> [About this task] Scan the records that follow, and whenever a line has the word "synthase", copy it.

> [Supplied entries]
════

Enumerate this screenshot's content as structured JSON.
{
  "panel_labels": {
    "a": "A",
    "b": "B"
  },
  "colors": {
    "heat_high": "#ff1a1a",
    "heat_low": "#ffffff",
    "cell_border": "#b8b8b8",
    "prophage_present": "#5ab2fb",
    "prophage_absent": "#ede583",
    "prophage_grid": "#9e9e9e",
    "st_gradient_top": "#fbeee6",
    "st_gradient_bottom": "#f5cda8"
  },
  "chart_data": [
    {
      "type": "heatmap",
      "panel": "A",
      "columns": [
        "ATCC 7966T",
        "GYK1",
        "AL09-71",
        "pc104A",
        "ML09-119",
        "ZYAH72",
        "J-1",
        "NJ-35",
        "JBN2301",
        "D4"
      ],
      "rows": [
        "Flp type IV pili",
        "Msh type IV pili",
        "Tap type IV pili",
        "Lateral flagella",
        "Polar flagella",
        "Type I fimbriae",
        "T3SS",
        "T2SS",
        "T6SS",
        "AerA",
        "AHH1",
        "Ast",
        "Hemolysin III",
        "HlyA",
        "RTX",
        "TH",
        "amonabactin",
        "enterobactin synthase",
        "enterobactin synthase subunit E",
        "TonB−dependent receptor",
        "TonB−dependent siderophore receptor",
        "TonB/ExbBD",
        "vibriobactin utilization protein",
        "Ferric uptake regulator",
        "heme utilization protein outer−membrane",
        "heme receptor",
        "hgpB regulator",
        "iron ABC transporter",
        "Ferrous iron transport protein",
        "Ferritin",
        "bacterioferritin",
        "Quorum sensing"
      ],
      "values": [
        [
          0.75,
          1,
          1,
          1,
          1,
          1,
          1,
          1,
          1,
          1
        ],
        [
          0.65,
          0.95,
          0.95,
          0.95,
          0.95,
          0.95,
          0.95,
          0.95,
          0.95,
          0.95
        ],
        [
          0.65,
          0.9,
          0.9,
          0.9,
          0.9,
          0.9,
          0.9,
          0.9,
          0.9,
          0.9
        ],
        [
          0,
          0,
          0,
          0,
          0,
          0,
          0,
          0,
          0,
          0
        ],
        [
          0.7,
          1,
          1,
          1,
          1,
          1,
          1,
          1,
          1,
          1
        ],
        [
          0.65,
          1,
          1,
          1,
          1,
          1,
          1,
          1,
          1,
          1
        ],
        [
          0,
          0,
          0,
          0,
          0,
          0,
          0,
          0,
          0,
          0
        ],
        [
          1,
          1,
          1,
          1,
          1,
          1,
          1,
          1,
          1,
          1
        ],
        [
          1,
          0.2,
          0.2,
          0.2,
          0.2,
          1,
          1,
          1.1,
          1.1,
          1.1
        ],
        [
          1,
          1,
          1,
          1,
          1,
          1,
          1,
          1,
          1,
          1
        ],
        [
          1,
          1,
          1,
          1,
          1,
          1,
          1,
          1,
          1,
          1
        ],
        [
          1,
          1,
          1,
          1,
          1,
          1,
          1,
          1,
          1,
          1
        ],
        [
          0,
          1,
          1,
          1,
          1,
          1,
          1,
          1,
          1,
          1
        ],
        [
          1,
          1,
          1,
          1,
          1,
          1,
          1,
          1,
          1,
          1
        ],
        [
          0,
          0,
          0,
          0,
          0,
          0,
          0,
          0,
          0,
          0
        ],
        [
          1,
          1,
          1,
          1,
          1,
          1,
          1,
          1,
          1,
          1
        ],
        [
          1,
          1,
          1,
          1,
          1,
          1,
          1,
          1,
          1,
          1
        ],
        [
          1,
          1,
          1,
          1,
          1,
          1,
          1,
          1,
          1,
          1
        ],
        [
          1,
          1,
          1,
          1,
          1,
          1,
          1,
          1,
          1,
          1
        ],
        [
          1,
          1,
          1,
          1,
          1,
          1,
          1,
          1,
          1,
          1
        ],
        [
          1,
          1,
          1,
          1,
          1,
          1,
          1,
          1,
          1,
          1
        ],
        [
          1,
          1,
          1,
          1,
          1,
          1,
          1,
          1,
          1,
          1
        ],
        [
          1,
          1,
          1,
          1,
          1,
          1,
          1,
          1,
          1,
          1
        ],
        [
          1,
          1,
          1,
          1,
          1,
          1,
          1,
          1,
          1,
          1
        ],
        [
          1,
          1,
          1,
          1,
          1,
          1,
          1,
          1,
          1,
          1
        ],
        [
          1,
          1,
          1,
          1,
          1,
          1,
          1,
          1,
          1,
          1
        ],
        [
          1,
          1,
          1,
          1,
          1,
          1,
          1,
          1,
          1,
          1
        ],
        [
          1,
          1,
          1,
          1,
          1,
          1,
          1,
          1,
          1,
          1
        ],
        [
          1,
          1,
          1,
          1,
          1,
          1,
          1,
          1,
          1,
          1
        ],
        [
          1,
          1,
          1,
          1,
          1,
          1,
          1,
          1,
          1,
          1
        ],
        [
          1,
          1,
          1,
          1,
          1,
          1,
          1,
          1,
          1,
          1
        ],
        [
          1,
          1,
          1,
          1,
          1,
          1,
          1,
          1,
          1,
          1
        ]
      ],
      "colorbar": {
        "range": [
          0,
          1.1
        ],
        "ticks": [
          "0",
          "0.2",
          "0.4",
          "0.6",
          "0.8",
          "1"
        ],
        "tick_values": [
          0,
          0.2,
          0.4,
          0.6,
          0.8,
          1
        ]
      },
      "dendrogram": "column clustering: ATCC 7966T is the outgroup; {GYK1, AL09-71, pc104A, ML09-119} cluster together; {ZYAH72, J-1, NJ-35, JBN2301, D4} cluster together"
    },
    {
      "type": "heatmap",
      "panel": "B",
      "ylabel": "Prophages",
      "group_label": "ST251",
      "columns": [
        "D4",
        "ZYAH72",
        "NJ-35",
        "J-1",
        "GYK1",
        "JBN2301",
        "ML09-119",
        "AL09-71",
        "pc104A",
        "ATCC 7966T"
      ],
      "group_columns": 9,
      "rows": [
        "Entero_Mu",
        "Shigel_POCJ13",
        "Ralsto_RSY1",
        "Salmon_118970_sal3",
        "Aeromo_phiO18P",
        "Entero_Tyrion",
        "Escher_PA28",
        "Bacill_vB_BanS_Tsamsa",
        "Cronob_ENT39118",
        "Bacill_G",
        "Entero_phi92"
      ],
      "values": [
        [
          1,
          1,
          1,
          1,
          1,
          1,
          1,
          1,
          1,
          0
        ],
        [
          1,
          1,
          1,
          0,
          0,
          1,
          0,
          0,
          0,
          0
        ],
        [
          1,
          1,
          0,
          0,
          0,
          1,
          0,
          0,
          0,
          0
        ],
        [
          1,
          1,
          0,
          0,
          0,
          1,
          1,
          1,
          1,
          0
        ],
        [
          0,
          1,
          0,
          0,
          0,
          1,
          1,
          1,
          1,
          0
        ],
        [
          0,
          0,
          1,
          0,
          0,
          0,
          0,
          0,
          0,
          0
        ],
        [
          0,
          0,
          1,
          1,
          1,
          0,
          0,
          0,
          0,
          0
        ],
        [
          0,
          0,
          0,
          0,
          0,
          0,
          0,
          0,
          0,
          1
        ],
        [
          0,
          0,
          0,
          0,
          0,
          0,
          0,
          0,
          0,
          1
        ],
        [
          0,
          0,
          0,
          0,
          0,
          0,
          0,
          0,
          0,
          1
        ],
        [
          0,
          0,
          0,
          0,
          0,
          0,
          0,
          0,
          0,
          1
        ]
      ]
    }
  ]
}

════

> [Exercise output]
        "enterobactin synthase",
        "enterobactin synthase subunit E",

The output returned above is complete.